_INSTRUCTIONS TO FOLLOW:_ Select every line containing the word "with" from the material, and copy those lines.

--- start of EXCERPTED RECORDS ---

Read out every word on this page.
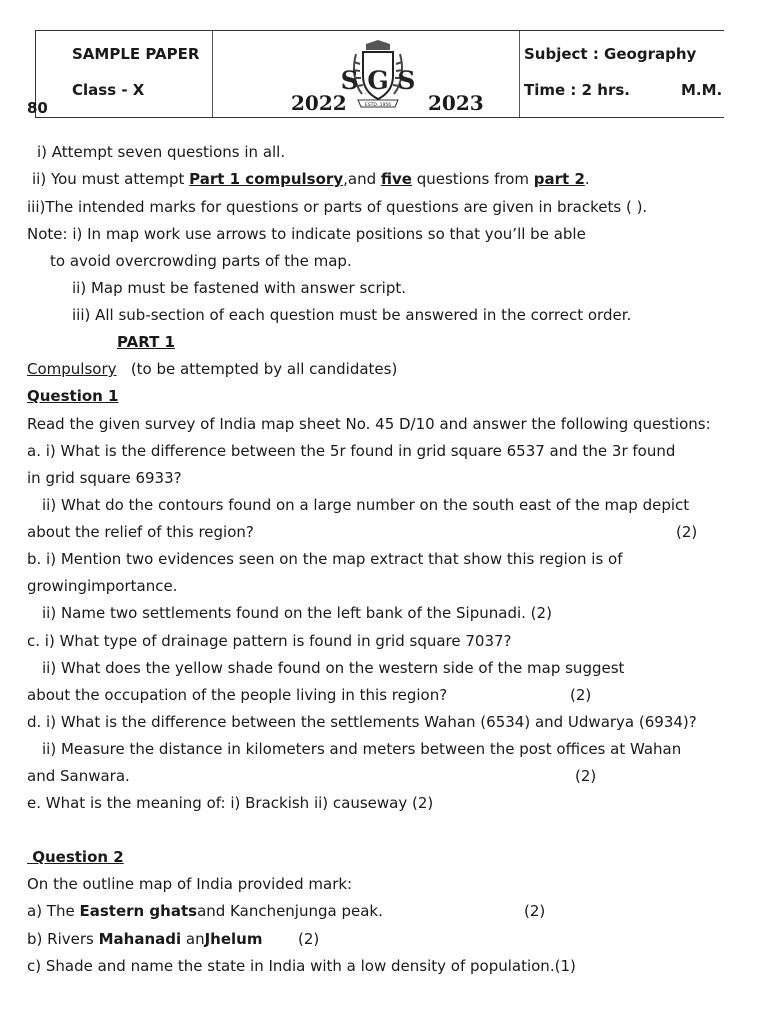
SAMPLE PAPER
Class - X
80	2022	2023
S G S
ESTD. 1956
Subject : Geography
Time : 2 hrs.	M.M.
i) Attempt seven questions in all.
ii) You must attempt Part 1 compulsory,and five questions from part 2.
iii)The intended marks for questions or parts of questions are given in brackets ( ).
Note: i) In map work use arrows to indicate positions so that you’ll be able
to avoid overcrowding parts of the map.
ii) Map must be fastened with answer script.
iii) All sub-section of each question must be answered in the correct order.
PART 1
Compulsory (to be attempted by all candidates)
Question 1
Read the given survey of India map sheet No. 45 D/10 and answer the following questions:
a. i) What is the difference between the 5r found in grid square 6537 and the 3r found
in grid square 6933?
ii) What do the contours found on a large number on the south east of the map depict
about the relief of this region?	(2)
b. i) Mention two evidences seen on the map extract that show this region is of
growingimportance.
ii) Name two settlements found on the left bank of the Sipunadi. (2)
c. i) What type of drainage pattern is found in grid square 7037?
ii) What does the yellow shade found on the western side of the map suggest
about the occupation of the people living in this region?	(2)
d. i) What is the difference between the settlements Wahan (6534) and Udwarya (6934)?
ii) Measure the distance in kilometers and meters between the post offices at Wahan
and Sanwara.	(2)
e. What is the meaning of: i) Brackish ii) causeway (2)
Question 2
On the outline map of India provided mark:
a) The Eastern ghatsand Kanchenjunga peak.	(2)
b) Rivers Mahanadi anJhelum (2)
c) Shade and name the state in India with a low density of population.(1)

--- end of EXCERPTED RECORDS ---

_SOLUTION:_
ii) Map must be fastened with answer script.
c) Shade and name the state in India with a low density of population.(1)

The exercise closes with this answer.